§ INSTRUCTIONS TO FOLLOW: Each entry below is to be given again word for word, with no pictures.

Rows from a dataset
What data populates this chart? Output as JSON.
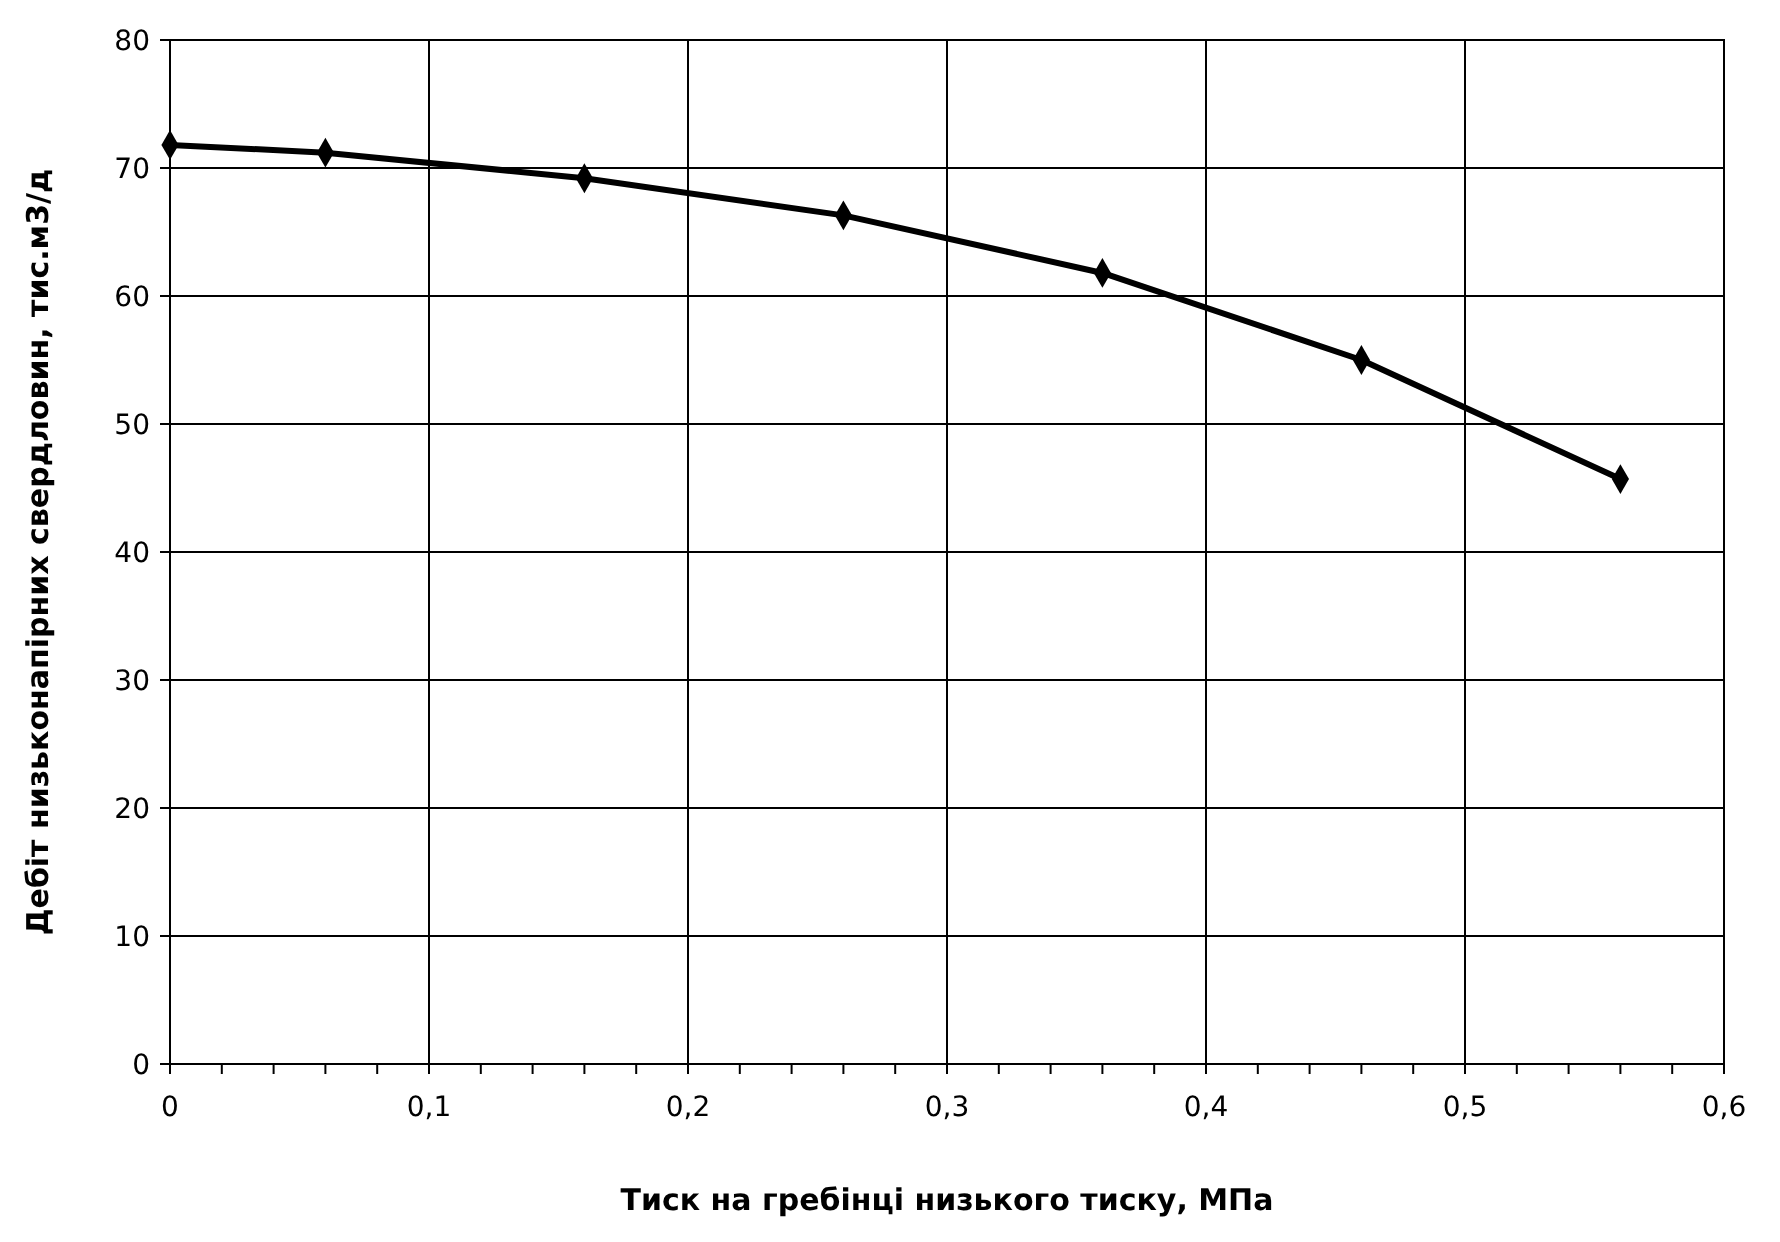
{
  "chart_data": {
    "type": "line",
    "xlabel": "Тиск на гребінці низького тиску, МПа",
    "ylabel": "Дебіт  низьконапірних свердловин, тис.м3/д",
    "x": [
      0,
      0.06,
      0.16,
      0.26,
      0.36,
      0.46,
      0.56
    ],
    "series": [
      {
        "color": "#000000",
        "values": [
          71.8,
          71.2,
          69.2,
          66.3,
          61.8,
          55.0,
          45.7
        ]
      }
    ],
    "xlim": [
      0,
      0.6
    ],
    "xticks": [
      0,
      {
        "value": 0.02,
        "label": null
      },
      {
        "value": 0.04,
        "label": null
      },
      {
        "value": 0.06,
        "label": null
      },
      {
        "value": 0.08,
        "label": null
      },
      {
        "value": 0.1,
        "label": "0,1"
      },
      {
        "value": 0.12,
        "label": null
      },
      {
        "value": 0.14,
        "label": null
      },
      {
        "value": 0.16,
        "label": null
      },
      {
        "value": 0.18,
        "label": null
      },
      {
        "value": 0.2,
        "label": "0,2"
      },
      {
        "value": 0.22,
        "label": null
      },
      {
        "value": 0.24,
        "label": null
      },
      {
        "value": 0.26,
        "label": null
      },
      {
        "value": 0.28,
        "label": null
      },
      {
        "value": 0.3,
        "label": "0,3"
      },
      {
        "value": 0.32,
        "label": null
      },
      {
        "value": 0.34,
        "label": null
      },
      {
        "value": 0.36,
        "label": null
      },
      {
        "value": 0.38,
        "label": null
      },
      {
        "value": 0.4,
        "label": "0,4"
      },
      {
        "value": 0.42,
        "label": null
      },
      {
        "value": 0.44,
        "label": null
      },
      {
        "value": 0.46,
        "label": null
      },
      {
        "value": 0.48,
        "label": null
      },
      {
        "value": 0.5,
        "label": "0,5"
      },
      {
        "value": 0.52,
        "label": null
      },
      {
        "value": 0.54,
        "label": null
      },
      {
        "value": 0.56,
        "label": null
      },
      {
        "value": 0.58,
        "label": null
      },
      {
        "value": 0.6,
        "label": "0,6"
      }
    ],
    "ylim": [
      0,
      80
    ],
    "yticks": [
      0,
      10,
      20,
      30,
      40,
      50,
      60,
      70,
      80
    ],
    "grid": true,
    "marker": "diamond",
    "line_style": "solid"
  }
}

§ SOLUTION FOR THIS TASK:
What data populates this chart? Output as JSON.
{
  "chart_data": {
    "type": "line",
    "xlabel": "Тиск на гребінці низького тиску, МПа",
    "ylabel": "Дебіт  низьконапірних свердловин, тис.м3/д",
    "x": [
      0,
      0.06,
      0.16,
      0.26,
      0.36,
      0.46,
      0.56
    ],
    "series": [
      {
        "color": "#000000",
        "values": [
          71.8,
          71.2,
          69.2,
          66.3,
          61.8,
          55.0,
          45.7
        ]
      }
    ],
    "xlim": [
      0,
      0.6
    ],
    "xticks": [
      0,
      {
        "value": 0.02,
        "label": null
      },
      {
        "value": 0.04,
        "label": null
      },
      {
        "value": 0.06,
        "label": null
      },
      {
        "value": 0.08,
        "label": null
      },
      {
        "value": 0.1,
        "label": "0,1"
      },
      {
        "value": 0.12,
        "label": null
      },
      {
        "value": 0.14,
        "label": null
      },
      {
        "value": 0.16,
        "label": null
      },
      {
        "value": 0.18,
        "label": null
      },
      {
        "value": 0.2,
        "label": "0,2"
      },
      {
        "value": 0.22,
        "label": null
      },
      {
        "value": 0.24,
        "label": null
      },
      {
        "value": 0.26,
        "label": null
      },
      {
        "value": 0.28,
        "label": null
      },
      {
        "value": 0.3,
        "label": "0,3"
      },
      {
        "value": 0.32,
        "label": null
      },
      {
        "value": 0.34,
        "label": null
      },
      {
        "value": 0.36,
        "label": null
      },
      {
        "value": 0.38,
        "label": null
      },
      {
        "value": 0.4,
        "label": "0,4"
      },
      {
        "value": 0.42,
        "label": null
      },
      {
        "value": 0.44,
        "label": null
      },
      {
        "value": 0.46,
        "label": null
      },
      {
        "value": 0.48,
        "label": null
      },
      {
        "value": 0.5,
        "label": "0,5"
      },
      {
        "value": 0.52,
        "label": null
      },
      {
        "value": 0.54,
        "label": null
      },
      {
        "value": 0.56,
        "label": null
      },
      {
        "value": 0.58,
        "label": null
      },
      {
        "value": 0.6,
        "label": "0,6"
      }
    ],
    "ylim": [
      0,
      80
    ],
    "yticks": [
      0,
      10,
      20,
      30,
      40,
      50,
      60,
      70,
      80
    ],
    "grid": true,
    "marker": "diamond",
    "line_style": "solid"
  }
}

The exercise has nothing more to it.